**Exercise requirements:**
A: From the JSON parsing benchmark plan, print the passage that begins at the words "- Invalid JSON" and ends after the words "and error handling)".
B: Give a two-sentence summary of the JSON parsing benchmark plan.
C: List every JSON library that the JSON parsing benchmark plan chose to compare.

**Excerpt to read:**
....
Goal is to compare the performance of various JSON parsing libraries in Java, focusing on the three key operations we need for last9 clickhouse queries:
- JSON Validation
- Key Existence Check
- Value Extraction by Path
Chose both DOM and Streaming implementations of the fastest/most popular JSON libraries from https://github.com/fabienrenaud/java-json-benchmark
-
Jackson
- DOM (ObjectMapper)
- Streaming (JsonParser)
-
GSON
- DOM
- Streaming
-
FastJSON 2.x (https://www.iteye.com/blog/wenshao-1142031)
- DOM
- Streaming
-
JsonIter (https://jsoniter.com/)
- DOM-based implementation
@BenchmarkMode(Mode.AverageTime)
@OutputTimeUnit(TimeUnit.NANOSECONDS)
@Fork(value = 2)
@Warmup(iterations = 5, time = 1)
@Measurement(iterations = 10, time = 1)
@Timeout(time = 10, timeUnit = TimeUnit.MINUTES)
- Sample Size: 100,000 JSON rows per test
- Data Sources:
- Valid JSON inputs from last9 Parquet files (game logs)
- Invalid JSON inputs from last9 Parquet files
- Data Pattern:
{ "correlationId": "gameplayed__X54ww__1734897498952", // present in ~59% of records "tm": "01:28:19.560", "logger": "com.games24x7.offerservice.execution.step.RTSendToConsumer", // ... other fields }
- Test Keys/Paths:
- Key Check: "correlationId" (tests both presence and absence)
- Path Extraction: "$.logger" (tests value extraction and error handling)
- Data Distribution:
- ~59% of records have correlationId (tests positive case)
- ~41% of records missing correlationId (tests negative case)
- This distribution helps evaluate both successful parsing and error handling
For each parser, we run the following benchmarks:
-
JSON Validation Tests
[parser]_ValidInputs() // Tests isValidJson() with valid game logs [parser]_InvalidInputs() // Tests isValidJson() with invalid JSON
-
Key Check Test
[parser]_HasKey() // Tests hasJsonKey() with key "correlationId"
-
Value Extraction Test
[parser]_GetValue() // Tests getJsonValue() with path "$.logger"
- Early Exit Strategies
- Fast-fail validation for invalid JSON
- Early return in key checking operations
The benchmark will help evaluate:
- Performance differences between DOM and streaming approaches
- Library-specific optimizations effectiveness
- Trade-offs between memory usage and parsing speed
- Impact of different JSON operations on performance
It might make sense to have different libraries for specific JSON operators.
@State(Scope.Benchmark)
@BenchmarkMode(Mode.AverageTime)
@OutputTimeUnit(TimeUnit.NANOSECONDS)
@Fork(value = 2)
@Warmup(iterations = 5, time = 1)
@Measurement(iterations = 10, time = 1)
@Timeout(time = 10, timeUnit = TimeUnit.MINUTES)
public class JsonParsingBenchmark {
private static final Logger logger = LoggerFactory.getLogger(JsonParsingBenchmark.class);
private static final int SAMPLE_SIZE = 100000;
private static List<String> validJsonInputs;
private static List<String> invalidJsonInputs;
private static final String jsonKey = "correlationId";
private static final String jsonPath = "$.logger";
....
**Rows:**
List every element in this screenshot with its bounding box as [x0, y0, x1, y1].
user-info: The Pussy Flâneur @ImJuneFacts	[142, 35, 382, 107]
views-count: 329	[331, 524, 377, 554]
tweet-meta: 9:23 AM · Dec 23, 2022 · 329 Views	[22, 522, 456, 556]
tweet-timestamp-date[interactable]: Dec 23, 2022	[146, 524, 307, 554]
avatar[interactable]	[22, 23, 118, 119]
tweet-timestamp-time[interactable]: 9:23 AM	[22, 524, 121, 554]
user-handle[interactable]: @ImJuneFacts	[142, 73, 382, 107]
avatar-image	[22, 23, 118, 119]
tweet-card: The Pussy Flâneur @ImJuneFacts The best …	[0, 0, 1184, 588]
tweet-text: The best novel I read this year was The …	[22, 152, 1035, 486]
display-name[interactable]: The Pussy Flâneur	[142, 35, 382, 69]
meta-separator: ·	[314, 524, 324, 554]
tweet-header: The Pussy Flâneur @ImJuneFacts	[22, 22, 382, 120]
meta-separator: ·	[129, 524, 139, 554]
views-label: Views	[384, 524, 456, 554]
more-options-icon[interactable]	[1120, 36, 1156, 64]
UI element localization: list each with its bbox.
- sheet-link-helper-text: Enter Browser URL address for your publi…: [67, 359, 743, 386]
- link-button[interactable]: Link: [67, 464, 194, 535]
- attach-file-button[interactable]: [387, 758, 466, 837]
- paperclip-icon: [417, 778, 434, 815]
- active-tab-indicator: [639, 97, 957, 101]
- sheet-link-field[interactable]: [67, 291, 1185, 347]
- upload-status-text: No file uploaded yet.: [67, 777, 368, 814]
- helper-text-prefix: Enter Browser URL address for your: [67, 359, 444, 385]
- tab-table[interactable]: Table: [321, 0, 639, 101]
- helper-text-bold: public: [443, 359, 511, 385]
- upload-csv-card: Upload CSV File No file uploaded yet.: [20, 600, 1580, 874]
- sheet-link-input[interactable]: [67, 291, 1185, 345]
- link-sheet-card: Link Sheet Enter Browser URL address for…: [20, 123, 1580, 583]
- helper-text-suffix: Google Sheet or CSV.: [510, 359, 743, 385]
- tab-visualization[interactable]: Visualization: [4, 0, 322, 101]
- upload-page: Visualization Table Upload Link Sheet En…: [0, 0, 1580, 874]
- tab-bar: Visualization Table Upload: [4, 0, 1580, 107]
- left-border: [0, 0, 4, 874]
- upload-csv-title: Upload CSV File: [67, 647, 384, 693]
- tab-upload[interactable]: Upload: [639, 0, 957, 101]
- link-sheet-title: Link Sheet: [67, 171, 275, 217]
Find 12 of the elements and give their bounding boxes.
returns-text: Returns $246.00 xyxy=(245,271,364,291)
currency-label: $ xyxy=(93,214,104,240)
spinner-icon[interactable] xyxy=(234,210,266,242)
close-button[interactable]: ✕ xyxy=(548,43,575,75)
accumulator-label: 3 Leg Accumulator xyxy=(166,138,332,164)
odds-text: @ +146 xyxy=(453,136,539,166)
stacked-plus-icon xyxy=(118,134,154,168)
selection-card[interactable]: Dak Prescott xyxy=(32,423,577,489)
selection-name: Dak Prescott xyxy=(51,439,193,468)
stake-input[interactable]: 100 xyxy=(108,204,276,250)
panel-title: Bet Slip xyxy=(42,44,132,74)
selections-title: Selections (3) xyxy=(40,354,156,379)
....
**Answers per task:**
A:
- Invalid JSON inputs from last9 Parquet files
- Data Pattern:
{ "correlationId": "gameplayed__X54ww__1734897498952", // present in ~59% of records "tm": "01:28:19.560", "logger": "com.games24x7.offerservice.execution.step.RTSendToConsumer", // ... other fields }
- Test Keys/Paths:
- Key Check: "correlationId" (tests both presence and absence)
- Path Extraction: "$.logger" (tests value extraction and error handling)

B: The plan compares the performance of Java JSON parsing libraries on three operations needed for last9 ClickHouse queries: JSON validation, key existence checks and value extraction by path. Each parser is run on 100,000 JSON rows per test, using valid and invalid inputs from last9 Parquet files, with "correlationId" as the key to check and "$.logger" as the path to extract.

C:
- Jackson
- GSON
- FastJSON 2.x
- JsonIter